-- Begin Extracted information --

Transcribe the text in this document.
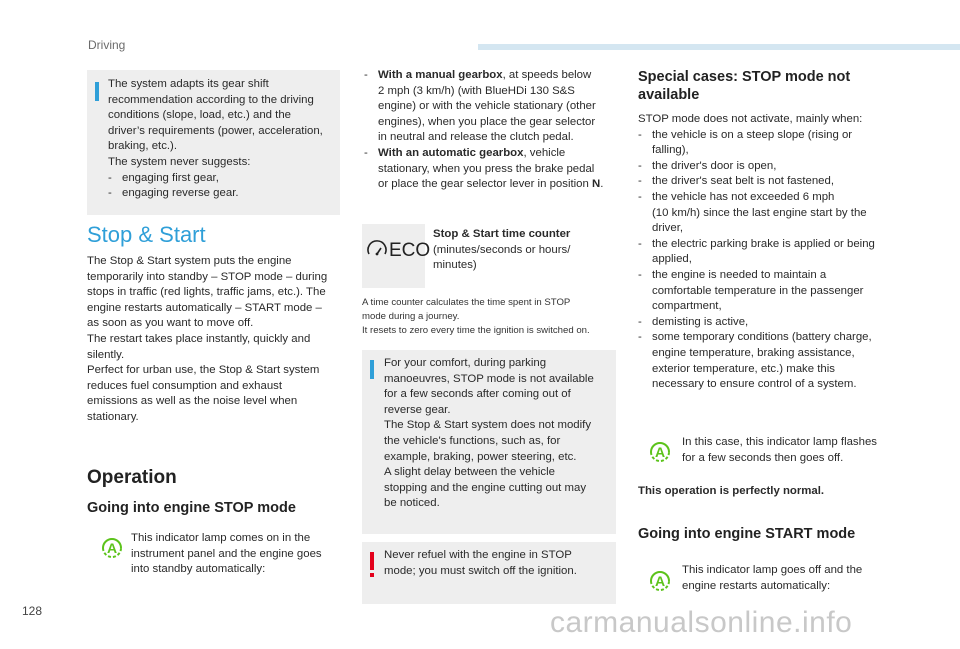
Driving
The system adapts its gear shift
recommendation according to the driving
conditions (slope, load, etc.) and the
driver’s requirements (power, acceleration,
braking, etc.).
The system never suggests:
- engaging first gear,
- engaging reverse gear.
Stop & Start
The Stop & Start system puts the engine
temporarily into standby – STOP mode – during
stops in traffic (red lights, traffic jams, etc.). The
engine restarts automatically – START mode –
as soon as you want to move off.
The restart takes place instantly, quickly and
silently.
Perfect for urban use, the Stop & Start system
reduces fuel consumption and exhaust
emissions as well as the noise level when
stationary.
Operation
Going into engine STOP mode
A
This indicator lamp comes on in the
instrument panel and the engine goes
into standby automatically:
- With a manual gearbox, at speeds below
2 mph (3 km/h) (with BlueHDi 130 S&S
engine) or with the vehicle stationary (other
engines), when you place the gear selector
in neutral and release the clutch pedal.
- With an automatic gearbox, vehicle
stationary, when you press the brake pedal
or place the gear selector lever in position N.
ECO
Stop & Start time counter
(minutes/seconds or hours/
minutes)
A time counter calculates the time spent in STOP
mode during a journey.
It resets to zero every time the ignition is switched on.
For your comfort, during parking
manoeuvres, STOP mode is not available
for a few seconds after coming out of
reverse gear.
The Stop & Start system does not modify
the vehicle's functions, such as, for
example, braking, power steering, etc.
A slight delay between the vehicle
stopping and the engine cutting out may
be noticed.
Never refuel with the engine in STOP
mode; you must switch off the ignition.
Special cases: STOP mode not
available
STOP mode does not activate, mainly when:
- the vehicle is on a steep slope (rising or
falling),
- the driver's door is open,
- the driver's seat belt is not fastened,
- the vehicle has not exceeded 6 mph
(10 km/h) since the last engine start by the
driver,
- the electric parking brake is applied or being
applied,
- the engine is needed to maintain a
comfortable temperature in the passenger
compartment,
- demisting is active,
- some temporary conditions (battery charge,
engine temperature, braking assistance,
exterior temperature, etc.) make this
necessary to ensure control of a system.
A
In this case, this indicator lamp flashes
for a few seconds then goes off.
This operation is perfectly normal.
Going into engine START mode
A
This indicator lamp goes off and the
engine restarts automatically:
128	carmanualsonline.info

-- End Extracted information --

Short exercise - Count every line of the records that holds the string "when". Write only the total.

Task output - 4